## Begin
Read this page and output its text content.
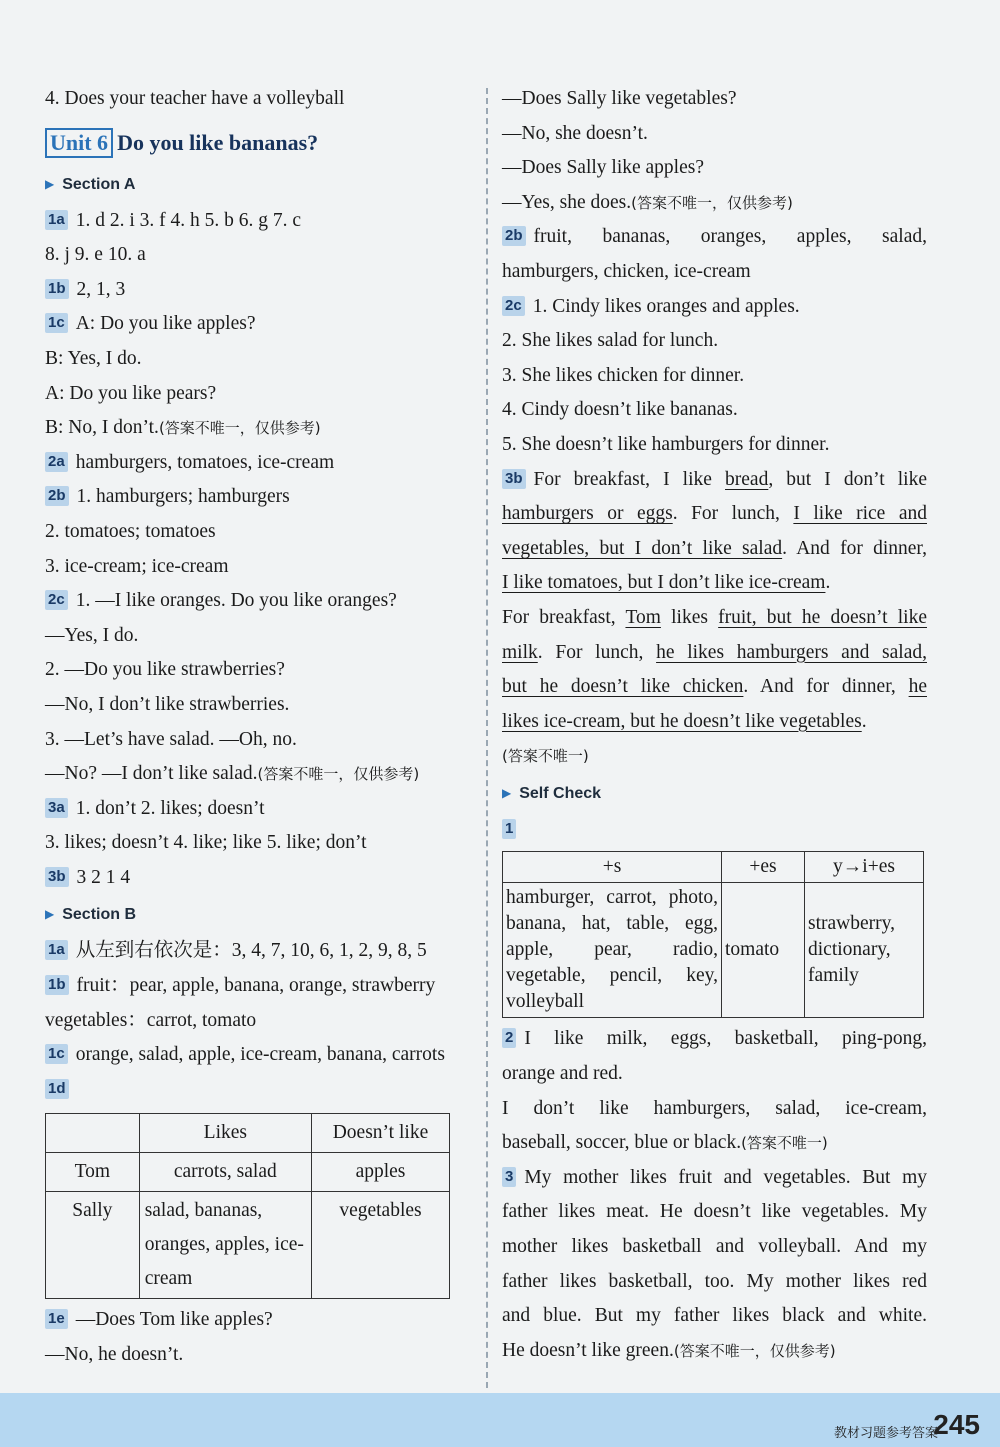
4. Does your teacher have a volleyball
Unit 6 Do you like bananas?
▶ Section A
1a 1. d 2. i 3. f 4. h 5. b 6. g 7. c
8. j 9. e 10. a
1b 2, 1, 3
1c A: Do you like apples?
B: Yes, I do.
A: Do you like pears?
B: No, I don’t.(答案不唯一，仅供参考)
2a hamburgers, tomatoes, ice-cream
2b 1. hamburgers; hamburgers
2. tomatoes; tomatoes
3. ice-cream; ice-cream
2c 1. —I like oranges. Do you like oranges?
—Yes, I do.
2. —Do you like strawberries?
—No, I don’t like strawberries.
3. —Let’s have salad. —Oh, no.
—No? —I don’t like salad.(答案不唯一，仅供参考)
3a 1. don’t 2. likes; doesn’t
3. likes; doesn’t 4. like; like 5. like; don’t
3b 3 2 1 4
▶ Section B
1a 从左到右依次是：3, 4, 7, 10, 6, 1, 2, 9, 8, 5
1b fruit：pear, apple, banana, orange, strawberry
vegetables：carrot, tomato
1c orange, salad, apple, ice-cream, banana, carrots
1d
	Likes	Doesn’t like
Tom	carrots, salad	apples
Sally	salad, bananas, oranges, apples, ice-cream	vegetables
1e —Does Tom like apples?
—No, he doesn’t.
—Does Sally like vegetables?
—No, she doesn’t.
—Does Sally like apples?
—Yes, she does.(答案不唯一，仅供参考)
2b fruit, bananas, oranges, apples, salad,
hamburgers, chicken, ice-cream
2c 1. Cindy likes oranges and apples.
2. She likes salad for lunch.
3. She likes chicken for dinner.
4. Cindy doesn’t like bananas.
5. She doesn’t like hamburgers for dinner.
3b For breakfast, I like bread, but I don’t like
hamburgers or eggs. For lunch, I like rice and
vegetables, but I don’t like salad. And for dinner,
I like tomatoes, but I don’t like ice-cream.
For breakfast, Tom likes fruit, but he doesn’t like
milk. For lunch, he likes hamburgers and salad,
but he doesn’t like chicken. And for dinner, he
likes ice-cream, but he doesn’t like vegetables.
(答案不唯一)
▶ Self Check
1
+s	+es	y→i+es
hamburger, carrot, photo, banana, hat, table, egg, apple, pear, radio, vegetable, pencil, key, volleyball	tomato	strawberry, dictionary, family
2 I like milk, eggs, basketball, ping-pong,
orange and red.
I don’t like hamburgers, salad, ice-cream,
baseball, soccer, blue or black.(答案不唯一)
3 My mother likes fruit and vegetables. But my
father likes meat. He doesn’t like vegetables. My
mother likes basketball and volleyball. And my
father likes basketball, too. My mother likes red
and blue. But my father likes black and white.
He doesn’t like green.(答案不唯一，仅供参考)
教材习题参考答案
245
## End
## GOAL OF THE EXERCISE
Repeat each record exactly, with the pictures left out.

## COMPLETED EXERCISE
Read this page and output its text content.
4. Does your teacher have a volleyball
Unit 6 Do you like bananas?
▶ Section A
1a 1. d 2. i 3. f 4. h 5. b 6. g 7. c
8. j 9. e 10. a
1b 2, 1, 3
1c A: Do you like apples?
B: Yes, I do.
A: Do you like pears?
B: No, I don’t.(答案不唯一，仅供参考)
2a hamburgers, tomatoes, ice-cream
2b 1. hamburgers; hamburgers
2. tomatoes; tomatoes
3. ice-cream; ice-cream
2c 1. —I like oranges. Do you like oranges?
—Yes, I do.
2. —Do you like strawberries?
—No, I don’t like strawberries.
3. —Let’s have salad. —Oh, no.
—No? —I don’t like salad.(答案不唯一，仅供参考)
3a 1. don’t 2. likes; doesn’t
3. likes; doesn’t 4. like; like 5. like; don’t
3b 3 2 1 4
▶ Section B
1a 从左到右依次是：3, 4, 7, 10, 6, 1, 2, 9, 8, 5
1b fruit：pear, apple, banana, orange, strawberry
vegetables：carrot, tomato
1c orange, salad, apple, ice-cream, banana, carrots
1d
	Likes	Doesn’t like
Tom	carrots, salad	apples
Sally	salad, bananas, oranges, apples, ice-cream	vegetables
1e —Does Tom like apples?
—No, he doesn’t.
—Does Sally like vegetables?
—No, she doesn’t.
—Does Sally like apples?
—Yes, she does.(答案不唯一，仅供参考)
2b fruit, bananas, oranges, apples, salad,
hamburgers, chicken, ice-cream
2c 1. Cindy likes oranges and apples.
2. She likes salad for lunch.
3. She likes chicken for dinner.
4. Cindy doesn’t like bananas.
5. She doesn’t like hamburgers for dinner.
3b For breakfast, I like bread, but I don’t like
hamburgers or eggs. For lunch, I like rice and
vegetables, but I don’t like salad. And for dinner,
I like tomatoes, but I don’t like ice-cream.
For breakfast, Tom likes fruit, but he doesn’t like
milk. For lunch, he likes hamburgers and salad,
but he doesn’t like chicken. And for dinner, he
likes ice-cream, but he doesn’t like vegetables.
(答案不唯一)
▶ Self Check
1
+s	+es	y→i+es
hamburger, carrot, photo, banana, hat, table, egg, apple, pear, radio, vegetable, pencil, key, volleyball	tomato	strawberry, dictionary, family
2 I like milk, eggs, basketball, ping-pong,
orange and red.
I don’t like hamburgers, salad, ice-cream,
baseball, soccer, blue or black.(答案不唯一)
3 My mother likes fruit and vegetables. But my
father likes meat. He doesn’t like vegetables. My
mother likes basketball and volleyball. And my
father likes basketball, too. My mother likes red
and blue. But my father likes black and white.
He doesn’t like green.(答案不唯一，仅供参考)
教材习题参考答案
245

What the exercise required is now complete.